- [TASK REQUIREMENTS] Reproduce word for word the passage of the Domhnall Gleeson profile below, starting with "The film business" and going on through "actor (Leonardo DiCaprio).".

Domhnall Gleeson: The Force is strong in this one

With roles in ‘Frank’, ‘Ex Machina’ and ‘Star Wars: The Force Awakens’, and a star turn in ‘The Revenant’, Gleeson’s career has gone stellar


The film business has its own eccentricities. Domhnall Gleeson and I are at the Soho Hotel in central London to discuss (among many other things) his performance in Alejandro González Iñárritu's liver-chewing, face-bashing, blood-vomiting frontier epic The Revenant.

Why would we not be here? The film has already been celebrated as an unforgiving masterpiece and last Sunday picked up Golden Globes for best picture, best director and best actor (Leonardo DiCaprio).

- [GIVEN MATERIAL]
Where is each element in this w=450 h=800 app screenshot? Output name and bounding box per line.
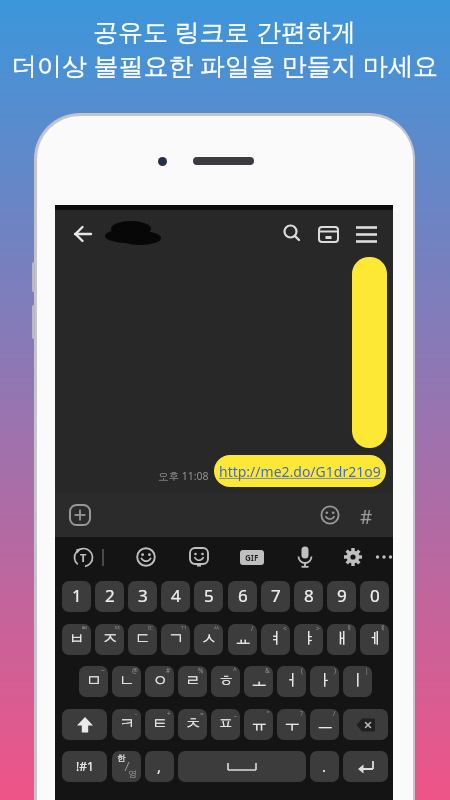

- [WRITTEN RESPONSE]
The film business has its own eccentricities. Domhnall Gleeson and I are at the Soho Hotel in central London to discuss (among many other things) his performance in Alejandro González Iñárritu's liver-chewing, face-bashing, blood-vomiting frontier epic The Revenant.

Why would we not be here? The film has already been celebrated as an unforgiving masterpiece and last Sunday picked up Golden Globes for best picture, best director and best actor (Leonardo DiCaprio).